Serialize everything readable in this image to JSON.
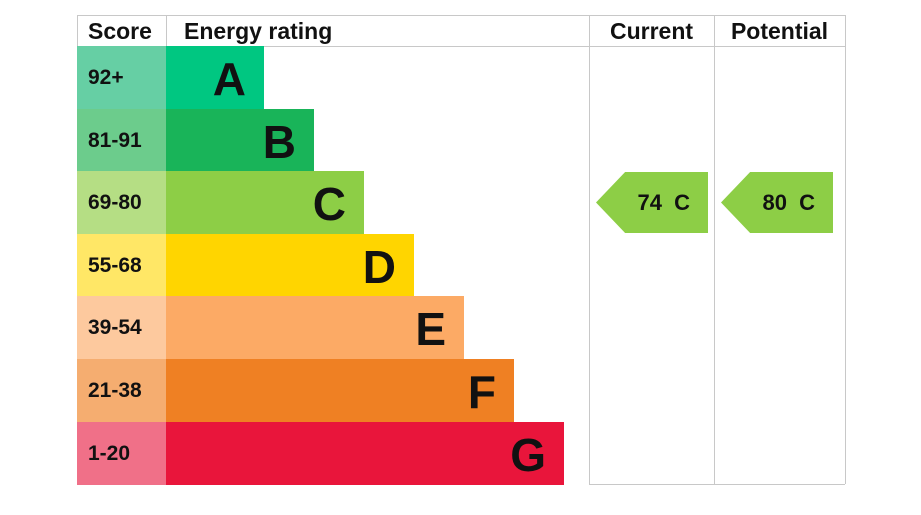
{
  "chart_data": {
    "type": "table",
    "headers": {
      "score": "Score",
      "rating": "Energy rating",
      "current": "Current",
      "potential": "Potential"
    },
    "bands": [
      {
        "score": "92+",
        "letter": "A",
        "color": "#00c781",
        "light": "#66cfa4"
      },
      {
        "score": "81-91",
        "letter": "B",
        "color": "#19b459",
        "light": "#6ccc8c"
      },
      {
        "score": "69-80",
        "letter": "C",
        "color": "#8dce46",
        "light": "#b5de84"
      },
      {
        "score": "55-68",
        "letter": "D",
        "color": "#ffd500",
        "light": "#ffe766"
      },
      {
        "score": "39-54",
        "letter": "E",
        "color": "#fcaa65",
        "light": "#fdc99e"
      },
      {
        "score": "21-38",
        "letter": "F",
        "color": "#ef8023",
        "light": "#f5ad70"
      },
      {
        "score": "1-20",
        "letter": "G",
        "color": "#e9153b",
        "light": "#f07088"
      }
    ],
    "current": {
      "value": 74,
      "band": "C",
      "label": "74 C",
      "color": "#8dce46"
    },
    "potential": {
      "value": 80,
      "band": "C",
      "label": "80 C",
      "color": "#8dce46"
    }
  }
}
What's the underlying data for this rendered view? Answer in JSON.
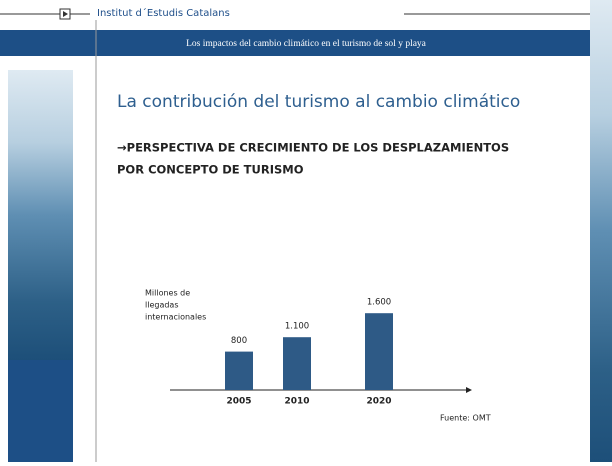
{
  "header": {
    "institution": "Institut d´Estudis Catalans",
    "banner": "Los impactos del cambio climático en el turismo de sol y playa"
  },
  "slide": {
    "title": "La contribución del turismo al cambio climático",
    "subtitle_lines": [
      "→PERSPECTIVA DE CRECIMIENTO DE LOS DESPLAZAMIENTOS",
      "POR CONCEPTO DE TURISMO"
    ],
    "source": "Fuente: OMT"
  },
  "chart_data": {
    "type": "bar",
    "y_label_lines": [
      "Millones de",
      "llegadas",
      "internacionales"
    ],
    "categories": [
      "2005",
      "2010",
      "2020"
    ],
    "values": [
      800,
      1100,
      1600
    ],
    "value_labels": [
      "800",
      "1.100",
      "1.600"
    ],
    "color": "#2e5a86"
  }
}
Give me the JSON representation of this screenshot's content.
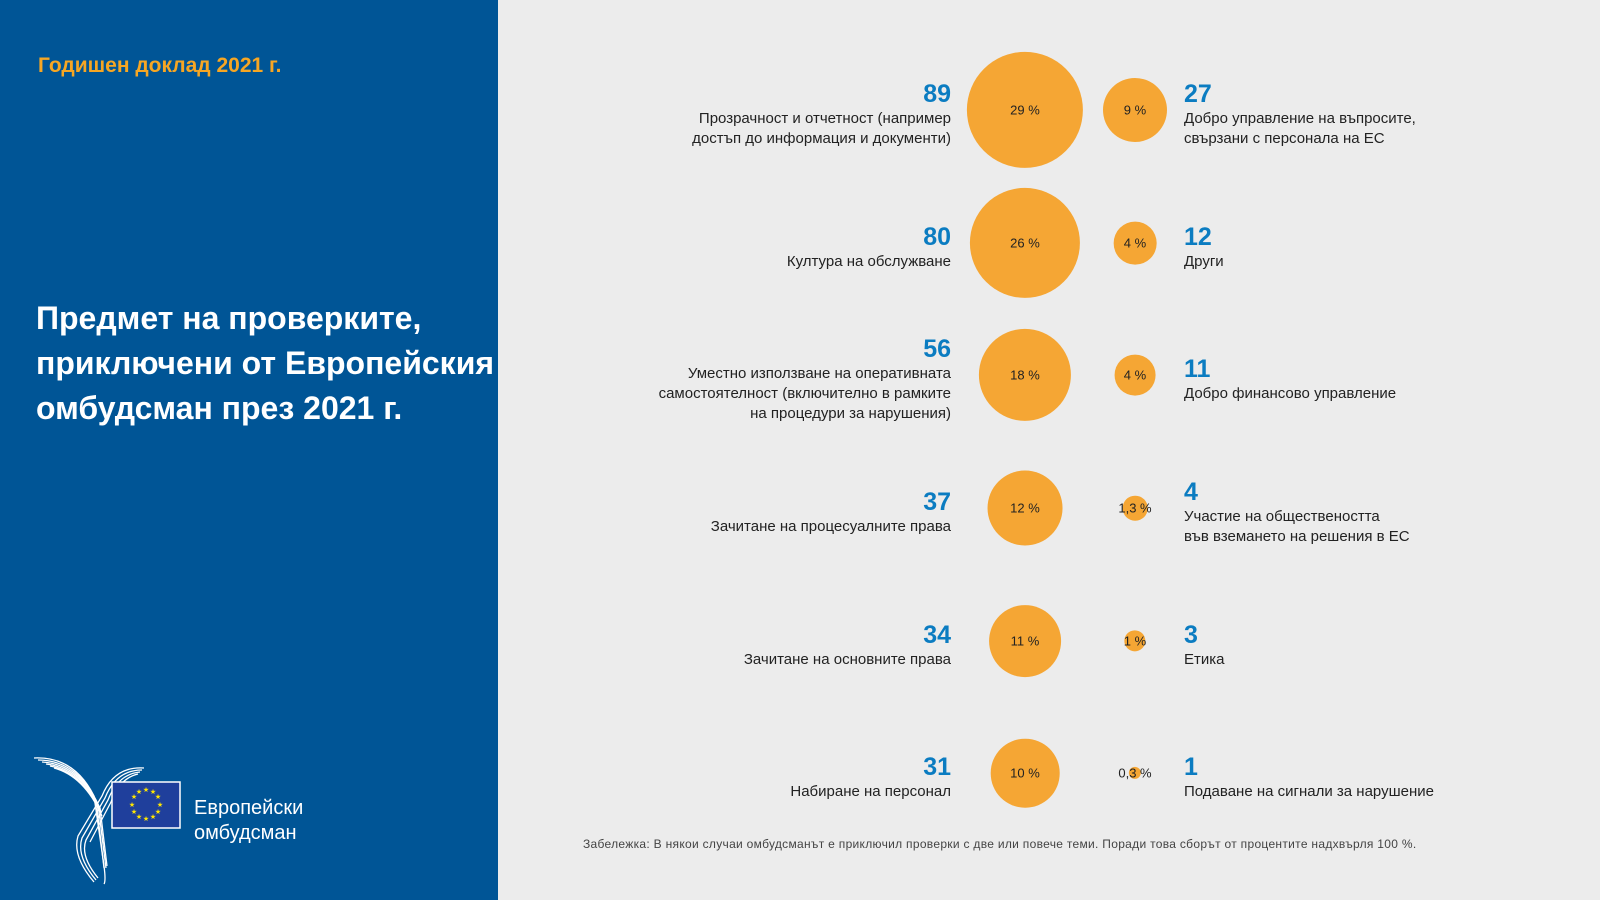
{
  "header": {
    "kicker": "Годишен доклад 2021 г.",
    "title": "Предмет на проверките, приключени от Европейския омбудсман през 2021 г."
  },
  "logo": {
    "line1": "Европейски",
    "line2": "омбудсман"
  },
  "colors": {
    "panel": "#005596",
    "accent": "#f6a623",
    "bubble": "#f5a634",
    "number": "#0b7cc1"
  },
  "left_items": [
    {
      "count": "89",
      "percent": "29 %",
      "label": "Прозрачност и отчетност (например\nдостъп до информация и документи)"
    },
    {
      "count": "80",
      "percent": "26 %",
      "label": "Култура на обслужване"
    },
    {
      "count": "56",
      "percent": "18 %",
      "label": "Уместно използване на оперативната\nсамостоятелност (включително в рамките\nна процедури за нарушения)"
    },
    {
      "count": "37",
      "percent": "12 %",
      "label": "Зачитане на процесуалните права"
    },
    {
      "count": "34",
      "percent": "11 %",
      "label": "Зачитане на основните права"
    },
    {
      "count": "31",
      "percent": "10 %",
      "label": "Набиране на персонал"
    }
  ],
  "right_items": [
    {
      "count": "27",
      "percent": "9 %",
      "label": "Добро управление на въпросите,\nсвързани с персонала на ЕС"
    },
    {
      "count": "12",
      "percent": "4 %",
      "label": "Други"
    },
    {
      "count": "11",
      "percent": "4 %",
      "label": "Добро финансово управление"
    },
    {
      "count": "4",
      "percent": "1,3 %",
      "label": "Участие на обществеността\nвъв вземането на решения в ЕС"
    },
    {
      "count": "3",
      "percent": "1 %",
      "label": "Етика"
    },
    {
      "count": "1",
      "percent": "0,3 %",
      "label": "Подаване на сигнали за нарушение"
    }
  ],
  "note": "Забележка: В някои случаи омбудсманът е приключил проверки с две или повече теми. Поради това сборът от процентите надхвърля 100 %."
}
+ + + +
Task prompt » Answer with one number: how many lines of the entries above include the word "climático".

Response to this task » 2